INPUT DATA -
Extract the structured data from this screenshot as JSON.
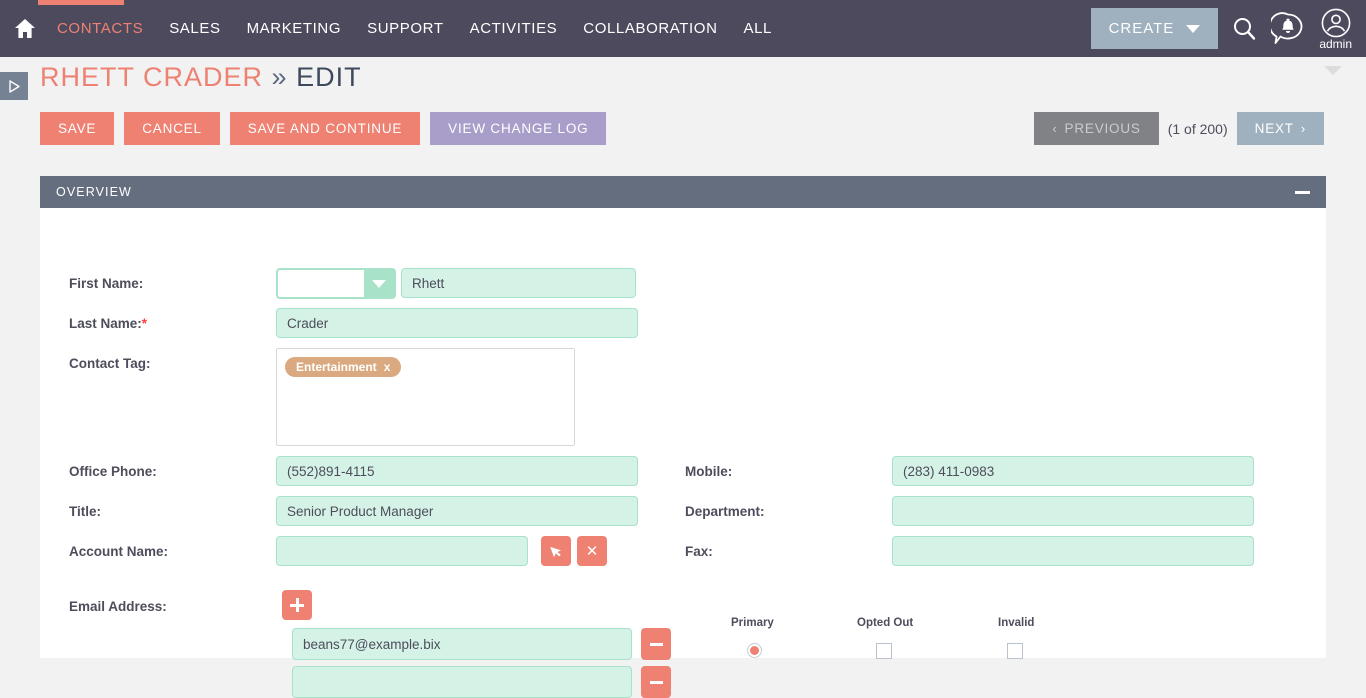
{
  "header": {
    "home_icon": "home-icon",
    "nav": [
      {
        "label": "CONTACTS",
        "active": true
      },
      {
        "label": "SALES",
        "active": false
      },
      {
        "label": "MARKETING",
        "active": false
      },
      {
        "label": "SUPPORT",
        "active": false
      },
      {
        "label": "ACTIVITIES",
        "active": false
      },
      {
        "label": "COLLABORATION",
        "active": false
      },
      {
        "label": "ALL",
        "active": false
      }
    ],
    "create_label": "CREATE",
    "search_icon": "search-icon",
    "notifications_icon": "notification-bell-icon",
    "avatar_icon": "user-avatar-icon",
    "avatar_name": "admin",
    "accent_color": "#ee8172",
    "background_color": "#4e4a5e"
  },
  "title": {
    "record_name": "RHETT CRADER",
    "separator": "»",
    "mode": "EDIT"
  },
  "actions": {
    "save": "SAVE",
    "cancel": "CANCEL",
    "save_and_continue": "SAVE AND CONTINUE",
    "view_change_log": "VIEW CHANGE LOG"
  },
  "pager": {
    "previous": "PREVIOUS",
    "count": "(1 of 200)",
    "next": "NEXT",
    "prev_chevron": "‹",
    "next_chevron": "›"
  },
  "panel": {
    "title": "OVERVIEW",
    "minimize_icon": "minimize-icon"
  },
  "form": {
    "first_name": {
      "label": "First Name:",
      "salutation_value": "",
      "value": "Rhett"
    },
    "last_name": {
      "label": "Last Name:",
      "required_marker": "*",
      "value": "Crader"
    },
    "contact_tag": {
      "label": "Contact Tag:",
      "tags": [
        {
          "label": "Entertainment",
          "remove": "x"
        }
      ]
    },
    "office_phone": {
      "label": "Office Phone:",
      "value": "(552)891-4115"
    },
    "mobile": {
      "label": "Mobile:",
      "value": "(283) 411-0983"
    },
    "title_field": {
      "label": "Title:",
      "value": "Senior Product Manager"
    },
    "department": {
      "label": "Department:",
      "value": ""
    },
    "account_name": {
      "label": "Account Name:",
      "value": "",
      "select_icon": "select-arrow-icon",
      "clear_icon": "clear-x-icon"
    },
    "fax": {
      "label": "Fax:",
      "value": ""
    },
    "email": {
      "label": "Email Address:",
      "add_icon": "add-plus-icon",
      "rows": [
        {
          "value": "beans77@example.bix",
          "remove_icon": "remove-minus-icon"
        },
        {
          "value": "",
          "remove_icon": "remove-minus-icon"
        }
      ],
      "columns": {
        "primary": "Primary",
        "opted_out": "Opted Out",
        "invalid": "Invalid"
      },
      "primary_selected": true,
      "opted_out_checked": false,
      "invalid_checked": false
    }
  },
  "sidebar_toggle": {
    "icon": "expand-sidebar-icon"
  }
}
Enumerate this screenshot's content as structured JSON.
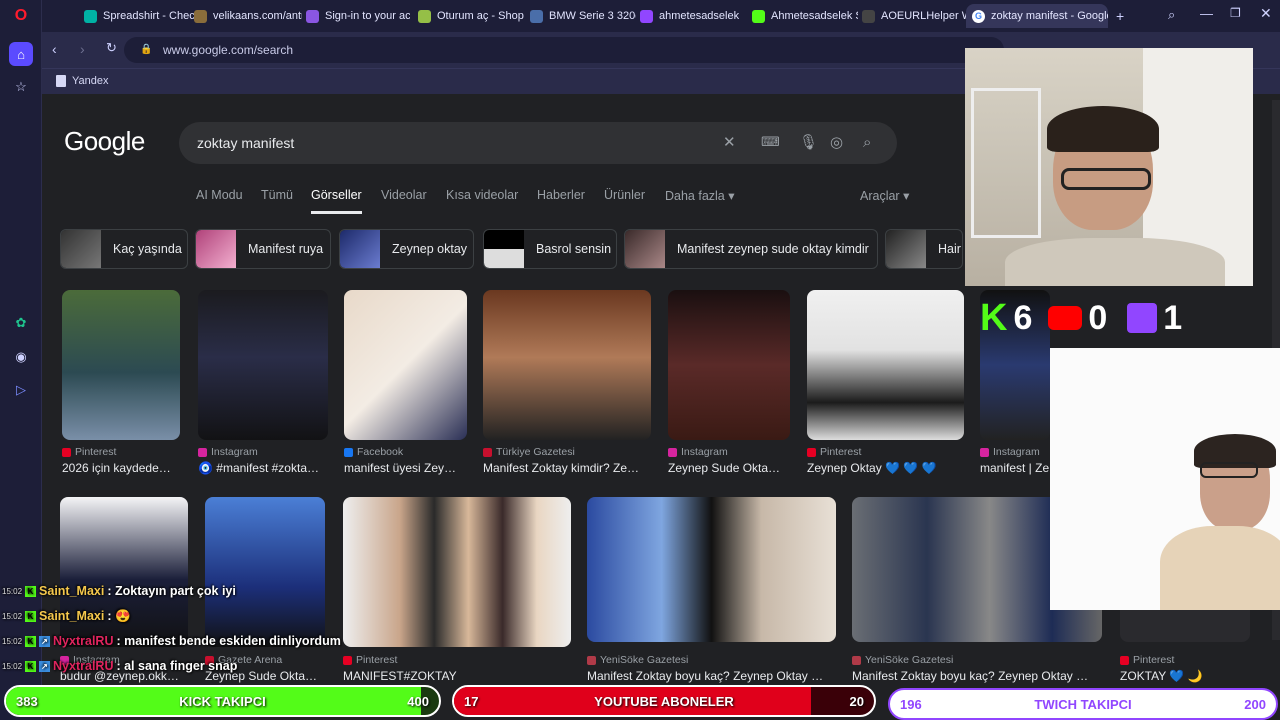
{
  "tabs": [
    {
      "title": "Spreadshirt - Check",
      "color": "#00b2a5",
      "glyph": "S"
    },
    {
      "title": "velikaans.com/antre",
      "color": "#8a6d3b",
      "glyph": "V"
    },
    {
      "title": "Sign-in to your acc",
      "color": "#8a56e2",
      "glyph": "T"
    },
    {
      "title": "Oturum aç - Shopif",
      "color": "#95bf47",
      "glyph": "S"
    },
    {
      "title": "BMW Serie 3 320d",
      "color": "#4a6ea9",
      "glyph": "B"
    },
    {
      "title": "ahmetesadselek - T",
      "color": "#9146ff",
      "glyph": "T"
    },
    {
      "title": "Ahmetesadselek Str",
      "color": "#53fc18",
      "glyph": "K"
    },
    {
      "title": "AOEURLHelper Win",
      "color": "#444444",
      "glyph": "A"
    },
    {
      "title": "zoktay manifest - Google",
      "color": "#ffffff",
      "glyph": "G"
    }
  ],
  "address": {
    "url": "www.google.com/search"
  },
  "bookmarks": {
    "yandex": "Yandex"
  },
  "google": {
    "logo": "Google",
    "query": "zoktay manifest",
    "nav": [
      "AI Modu",
      "Tümü",
      "Görseller",
      "Videolar",
      "Kısa videolar",
      "Haberler",
      "Ürünler",
      "Daha fazla"
    ],
    "tools": "Araçlar",
    "chips": [
      "Kaç yaşında",
      "Manifest ruya",
      "Zeynep oktay",
      "Basrol sensin",
      "Manifest zeynep sude oktay kimdir",
      "Hair m"
    ]
  },
  "results_row1": [
    {
      "source": "Pinterest",
      "caption": "2026 için kaydede…",
      "src_color": "#e60023"
    },
    {
      "source": "Instagram",
      "caption": "🧿 #manifest #zokta…",
      "src_color": "#d6249f"
    },
    {
      "source": "Facebook",
      "caption": "manifest üyesi Zey…",
      "src_color": "#1877f2"
    },
    {
      "source": "Türkiye Gazetesi",
      "caption": "Manifest Zoktay kimdir? Ze…",
      "src_color": "#c8102e"
    },
    {
      "source": "Instagram",
      "caption": "Zeynep Sude Okta…",
      "src_color": "#d6249f"
    },
    {
      "source": "Pinterest",
      "caption": "Zeynep Oktay 💙 💙 💙",
      "src_color": "#e60023"
    },
    {
      "source": "Instagram",
      "caption": "manifest | Ze",
      "src_color": "#d6249f"
    }
  ],
  "results_row2": [
    {
      "source": "Instagram",
      "caption": "budur @zeynep.okk…",
      "src_color": "#d6249f"
    },
    {
      "source": "Gazete Arena",
      "caption": "Zeynep Sude Okta…",
      "src_color": "#c8102e"
    },
    {
      "source": "Pinterest",
      "caption": "MANIFEST#ZOKTAY",
      "src_color": "#e60023"
    },
    {
      "source": "YeniSöke Gazetesi",
      "caption": "Manifest Zoktay boyu kaç? Zeynep Oktay …",
      "src_color": "#b03a48"
    },
    {
      "source": "YeniSöke Gazetesi",
      "caption": "Manifest Zoktay boyu kaç? Zeynep Oktay …",
      "src_color": "#b03a48"
    },
    {
      "source": "Pinterest",
      "caption": "ZOKTAY 💙 🌙",
      "src_color": "#e60023"
    }
  ],
  "stream_counter": {
    "kick": "6",
    "youtube": "0",
    "twitch": "1"
  },
  "chat": [
    {
      "time": "15:02",
      "user": "Saint_Maxi",
      "msg": ": Zoktayın part çok iyi",
      "user_color": "#f5c84c"
    },
    {
      "time": "15:02",
      "user": "Saint_Maxi",
      "msg": ": 😍",
      "user_color": "#f5c84c"
    },
    {
      "time": "15:02",
      "user": "NyxtralRU",
      "msg": ": manifest bende eskiden dinliyordum",
      "user_color": "#e0245e"
    },
    {
      "time": "15:02",
      "user": "NyxtralRU",
      "msg": ": al sana finger snap",
      "user_color": "#e0245e"
    }
  ],
  "goals": [
    {
      "label": "KICK TAKIPCI",
      "current": 383,
      "target": 400,
      "color": "#53fc18",
      "border": "#2a8a10"
    },
    {
      "label": "YOUTUBE ABONELER",
      "current": 17,
      "target": 20,
      "color": "#e0001b",
      "border": "#7a0010"
    },
    {
      "label": "TWICH TAKIPCI",
      "current": 196,
      "target": 200,
      "color": "#9146ff",
      "border": "#5a23b0"
    }
  ]
}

BRIEF - Scan the records above for the string "glyph", then select every line that holds it.

PROBLEM SOLUTION -
      "glyph": "S"
      "glyph": "V"
      "glyph": "T"
      "glyph": "S"
      "glyph": "B"
      "glyph": "T"
      "glyph": "K"
      "glyph": "A"
      "glyph": "G"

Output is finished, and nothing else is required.